§ **PROBLEM TO SOLVE**
Quote, word for word, only the lines running from the line with "Give me a plain-text" through the end of the listing. Leave out the pictures.
(begin)
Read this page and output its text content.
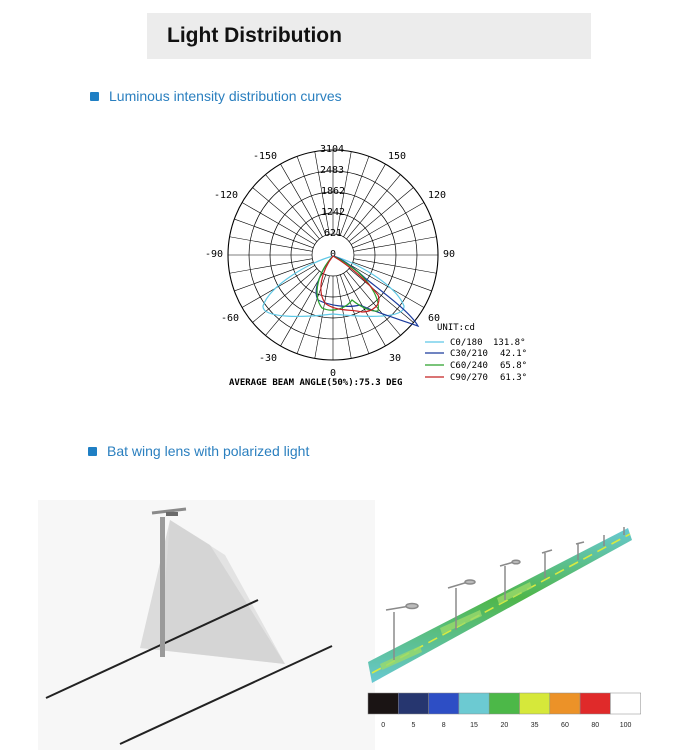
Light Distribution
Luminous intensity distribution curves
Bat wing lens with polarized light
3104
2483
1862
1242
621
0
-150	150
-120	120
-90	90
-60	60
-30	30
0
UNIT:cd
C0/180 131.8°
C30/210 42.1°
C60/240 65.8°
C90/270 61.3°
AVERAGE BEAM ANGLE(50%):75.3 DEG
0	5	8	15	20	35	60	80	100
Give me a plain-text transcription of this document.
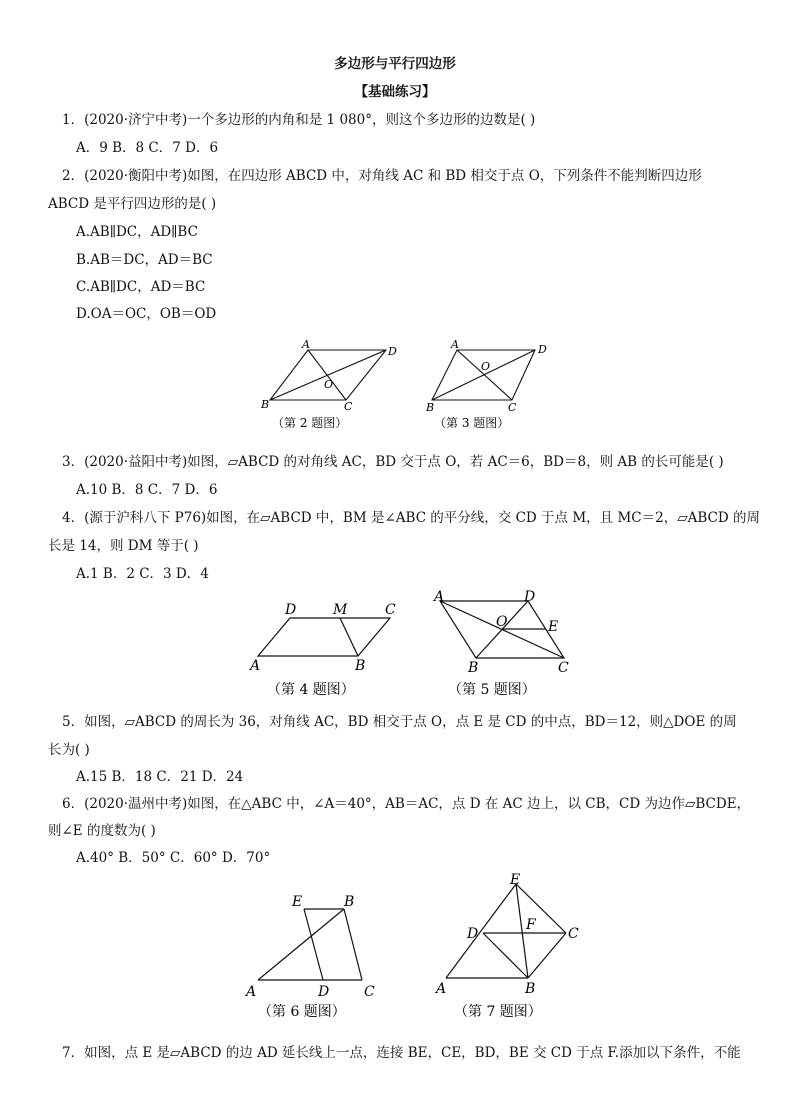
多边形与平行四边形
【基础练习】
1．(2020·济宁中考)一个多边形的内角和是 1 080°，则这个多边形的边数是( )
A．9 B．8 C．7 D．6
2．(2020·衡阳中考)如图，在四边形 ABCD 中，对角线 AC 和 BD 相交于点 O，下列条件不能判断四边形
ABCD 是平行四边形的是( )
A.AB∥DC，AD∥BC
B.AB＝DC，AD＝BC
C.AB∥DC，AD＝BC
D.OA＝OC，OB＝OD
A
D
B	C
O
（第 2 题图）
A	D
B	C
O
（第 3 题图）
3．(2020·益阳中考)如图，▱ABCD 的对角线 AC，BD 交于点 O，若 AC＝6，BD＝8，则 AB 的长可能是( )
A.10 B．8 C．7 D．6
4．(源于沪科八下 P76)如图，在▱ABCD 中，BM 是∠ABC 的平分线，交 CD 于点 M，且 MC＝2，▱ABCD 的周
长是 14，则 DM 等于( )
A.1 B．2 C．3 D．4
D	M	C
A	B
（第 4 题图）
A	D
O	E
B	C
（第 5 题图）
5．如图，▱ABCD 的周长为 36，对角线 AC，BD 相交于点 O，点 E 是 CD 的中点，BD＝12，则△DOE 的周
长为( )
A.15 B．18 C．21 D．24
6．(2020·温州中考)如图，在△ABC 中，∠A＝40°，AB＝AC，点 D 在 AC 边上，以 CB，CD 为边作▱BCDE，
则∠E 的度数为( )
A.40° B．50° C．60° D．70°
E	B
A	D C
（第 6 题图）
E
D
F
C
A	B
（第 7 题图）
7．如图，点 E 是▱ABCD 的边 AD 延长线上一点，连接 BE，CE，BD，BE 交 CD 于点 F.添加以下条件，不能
(end)
§ **SOLUTION TO THIS EXERCISE**
Give me a plain-text transcription of this document.
多边形与平行四边形
【基础练习】
1．(2020·济宁中考)一个多边形的内角和是 1 080°，则这个多边形的边数是( )
A．9 B．8 C．7 D．6
2．(2020·衡阳中考)如图，在四边形 ABCD 中，对角线 AC 和 BD 相交于点 O，下列条件不能判断四边形
ABCD 是平行四边形的是( )
A.AB∥DC，AD∥BC
B.AB＝DC，AD＝BC
C.AB∥DC，AD＝BC
D.OA＝OC，OB＝OD
A
D
B	C
O
（第 2 题图）
A	D
B	C
O
（第 3 题图）
3．(2020·益阳中考)如图，▱ABCD 的对角线 AC，BD 交于点 O，若 AC＝6，BD＝8，则 AB 的长可能是( )
A.10 B．8 C．7 D．6
4．(源于沪科八下 P76)如图，在▱ABCD 中，BM 是∠ABC 的平分线，交 CD 于点 M，且 MC＝2，▱ABCD 的周
长是 14，则 DM 等于( )
A.1 B．2 C．3 D．4
D	M	C
A	B
（第 4 题图）
A	D
O	E
B	C
（第 5 题图）
5．如图，▱ABCD 的周长为 36，对角线 AC，BD 相交于点 O，点 E 是 CD 的中点，BD＝12，则△DOE 的周
长为( )
A.15 B．18 C．21 D．24
6．(2020·温州中考)如图，在△ABC 中，∠A＝40°，AB＝AC，点 D 在 AC 边上，以 CB，CD 为边作▱BCDE，
则∠E 的度数为( )
A.40° B．50° C．60° D．70°
E	B
A	D C
（第 6 题图）
E
D
F
C
A	B
（第 7 题图）
7．如图，点 E 是▱ABCD 的边 AD 延长线上一点，连接 BE，CE，BD，BE 交 CD 于点 F.添加以下条件，不能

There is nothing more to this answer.